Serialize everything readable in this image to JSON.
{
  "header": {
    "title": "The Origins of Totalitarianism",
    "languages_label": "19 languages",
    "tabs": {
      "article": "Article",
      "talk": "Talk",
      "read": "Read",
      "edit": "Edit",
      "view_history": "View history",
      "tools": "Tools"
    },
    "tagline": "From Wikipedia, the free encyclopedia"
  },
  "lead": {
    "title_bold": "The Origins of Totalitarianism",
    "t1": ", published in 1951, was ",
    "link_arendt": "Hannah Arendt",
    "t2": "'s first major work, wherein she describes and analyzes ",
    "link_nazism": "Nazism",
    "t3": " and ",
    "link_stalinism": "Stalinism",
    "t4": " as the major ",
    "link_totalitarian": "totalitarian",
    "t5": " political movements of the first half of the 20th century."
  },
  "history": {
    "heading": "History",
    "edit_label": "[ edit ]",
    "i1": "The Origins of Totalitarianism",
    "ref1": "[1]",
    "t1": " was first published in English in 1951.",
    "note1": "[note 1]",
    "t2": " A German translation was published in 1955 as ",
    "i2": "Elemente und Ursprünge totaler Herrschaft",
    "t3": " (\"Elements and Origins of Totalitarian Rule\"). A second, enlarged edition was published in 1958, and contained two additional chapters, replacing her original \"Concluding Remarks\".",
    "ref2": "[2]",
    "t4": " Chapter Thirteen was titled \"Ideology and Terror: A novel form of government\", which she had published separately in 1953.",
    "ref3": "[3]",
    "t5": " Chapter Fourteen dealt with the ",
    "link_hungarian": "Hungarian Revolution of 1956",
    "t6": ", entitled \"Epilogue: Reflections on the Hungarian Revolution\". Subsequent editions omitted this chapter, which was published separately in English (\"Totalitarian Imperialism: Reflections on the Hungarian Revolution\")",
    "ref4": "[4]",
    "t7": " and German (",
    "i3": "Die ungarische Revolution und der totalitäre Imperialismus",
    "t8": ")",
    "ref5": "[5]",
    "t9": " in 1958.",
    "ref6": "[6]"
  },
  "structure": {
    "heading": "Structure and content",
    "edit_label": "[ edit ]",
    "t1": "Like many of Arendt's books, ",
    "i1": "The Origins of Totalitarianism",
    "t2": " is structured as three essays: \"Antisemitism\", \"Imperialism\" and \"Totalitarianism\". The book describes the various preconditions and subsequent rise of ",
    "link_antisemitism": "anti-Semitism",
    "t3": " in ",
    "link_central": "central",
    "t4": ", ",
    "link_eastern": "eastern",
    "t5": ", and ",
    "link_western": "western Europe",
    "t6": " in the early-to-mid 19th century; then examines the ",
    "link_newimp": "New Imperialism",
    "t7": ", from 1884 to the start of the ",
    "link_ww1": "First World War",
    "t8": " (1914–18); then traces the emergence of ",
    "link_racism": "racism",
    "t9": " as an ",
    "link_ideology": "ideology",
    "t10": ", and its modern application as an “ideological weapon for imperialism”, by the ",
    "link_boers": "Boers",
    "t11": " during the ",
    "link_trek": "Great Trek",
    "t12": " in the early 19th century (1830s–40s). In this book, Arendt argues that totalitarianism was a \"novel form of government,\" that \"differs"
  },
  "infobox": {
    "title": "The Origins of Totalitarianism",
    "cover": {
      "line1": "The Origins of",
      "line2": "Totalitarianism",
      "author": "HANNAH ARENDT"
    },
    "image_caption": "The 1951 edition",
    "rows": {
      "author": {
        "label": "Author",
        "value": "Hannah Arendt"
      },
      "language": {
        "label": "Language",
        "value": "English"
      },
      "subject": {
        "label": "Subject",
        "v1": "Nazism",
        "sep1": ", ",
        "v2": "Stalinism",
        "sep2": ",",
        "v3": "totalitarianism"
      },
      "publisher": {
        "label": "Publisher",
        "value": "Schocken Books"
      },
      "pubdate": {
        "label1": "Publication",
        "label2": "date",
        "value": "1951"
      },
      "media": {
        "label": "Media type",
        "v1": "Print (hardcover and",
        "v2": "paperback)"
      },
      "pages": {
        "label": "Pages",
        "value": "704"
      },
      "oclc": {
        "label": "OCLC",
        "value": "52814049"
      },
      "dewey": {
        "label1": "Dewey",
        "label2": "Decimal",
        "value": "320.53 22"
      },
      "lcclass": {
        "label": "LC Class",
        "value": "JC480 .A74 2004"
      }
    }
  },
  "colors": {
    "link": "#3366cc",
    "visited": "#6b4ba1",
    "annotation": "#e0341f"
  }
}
■ ■ ■
:: What this task involves ::
All of the entries above should be written out again exactly.

:: Task result ::
Serialize everything readable in this image to JSON.
{
  "header": {
    "title": "The Origins of Totalitarianism",
    "languages_label": "19 languages",
    "tabs": {
      "article": "Article",
      "talk": "Talk",
      "read": "Read",
      "edit": "Edit",
      "view_history": "View history",
      "tools": "Tools"
    },
    "tagline": "From Wikipedia, the free encyclopedia"
  },
  "lead": {
    "title_bold": "The Origins of Totalitarianism",
    "t1": ", published in 1951, was ",
    "link_arendt": "Hannah Arendt",
    "t2": "'s first major work, wherein she describes and analyzes ",
    "link_nazism": "Nazism",
    "t3": " and ",
    "link_stalinism": "Stalinism",
    "t4": " as the major ",
    "link_totalitarian": "totalitarian",
    "t5": " political movements of the first half of the 20th century."
  },
  "history": {
    "heading": "History",
    "edit_label": "[ edit ]",
    "i1": "The Origins of Totalitarianism",
    "ref1": "[1]",
    "t1": " was first published in English in 1951.",
    "note1": "[note 1]",
    "t2": " A German translation was published in 1955 as ",
    "i2": "Elemente und Ursprünge totaler Herrschaft",
    "t3": " (\"Elements and Origins of Totalitarian Rule\"). A second, enlarged edition was published in 1958, and contained two additional chapters, replacing her original \"Concluding Remarks\".",
    "ref2": "[2]",
    "t4": " Chapter Thirteen was titled \"Ideology and Terror: A novel form of government\", which she had published separately in 1953.",
    "ref3": "[3]",
    "t5": " Chapter Fourteen dealt with the ",
    "link_hungarian": "Hungarian Revolution of 1956",
    "t6": ", entitled \"Epilogue: Reflections on the Hungarian Revolution\". Subsequent editions omitted this chapter, which was published separately in English (\"Totalitarian Imperialism: Reflections on the Hungarian Revolution\")",
    "ref4": "[4]",
    "t7": " and German (",
    "i3": "Die ungarische Revolution und der totalitäre Imperialismus",
    "t8": ")",
    "ref5": "[5]",
    "t9": " in 1958.",
    "ref6": "[6]"
  },
  "structure": {
    "heading": "Structure and content",
    "edit_label": "[ edit ]",
    "t1": "Like many of Arendt's books, ",
    "i1": "The Origins of Totalitarianism",
    "t2": " is structured as three essays: \"Antisemitism\", \"Imperialism\" and \"Totalitarianism\". The book describes the various preconditions and subsequent rise of ",
    "link_antisemitism": "anti-Semitism",
    "t3": " in ",
    "link_central": "central",
    "t4": ", ",
    "link_eastern": "eastern",
    "t5": ", and ",
    "link_western": "western Europe",
    "t6": " in the early-to-mid 19th century; then examines the ",
    "link_newimp": "New Imperialism",
    "t7": ", from 1884 to the start of the ",
    "link_ww1": "First World War",
    "t8": " (1914–18); then traces the emergence of ",
    "link_racism": "racism",
    "t9": " as an ",
    "link_ideology": "ideology",
    "t10": ", and its modern application as an “ideological weapon for imperialism”, by the ",
    "link_boers": "Boers",
    "t11": " during the ",
    "link_trek": "Great Trek",
    "t12": " in the early 19th century (1830s–40s). In this book, Arendt argues that totalitarianism was a \"novel form of government,\" that \"differs"
  },
  "infobox": {
    "title": "The Origins of Totalitarianism",
    "cover": {
      "line1": "The Origins of",
      "line2": "Totalitarianism",
      "author": "HANNAH ARENDT"
    },
    "image_caption": "The 1951 edition",
    "rows": {
      "author": {
        "label": "Author",
        "value": "Hannah Arendt"
      },
      "language": {
        "label": "Language",
        "value": "English"
      },
      "subject": {
        "label": "Subject",
        "v1": "Nazism",
        "sep1": ", ",
        "v2": "Stalinism",
        "sep2": ",",
        "v3": "totalitarianism"
      },
      "publisher": {
        "label": "Publisher",
        "value": "Schocken Books"
      },
      "pubdate": {
        "label1": "Publication",
        "label2": "date",
        "value": "1951"
      },
      "media": {
        "label": "Media type",
        "v1": "Print (hardcover and",
        "v2": "paperback)"
      },
      "pages": {
        "label": "Pages",
        "value": "704"
      },
      "oclc": {
        "label": "OCLC",
        "value": "52814049"
      },
      "dewey": {
        "label1": "Dewey",
        "label2": "Decimal",
        "value": "320.53 22"
      },
      "lcclass": {
        "label": "LC Class",
        "value": "JC480 .A74 2004"
      }
    }
  },
  "colors": {
    "link": "#3366cc",
    "visited": "#6b4ba1",
    "annotation": "#e0341f"
  }
}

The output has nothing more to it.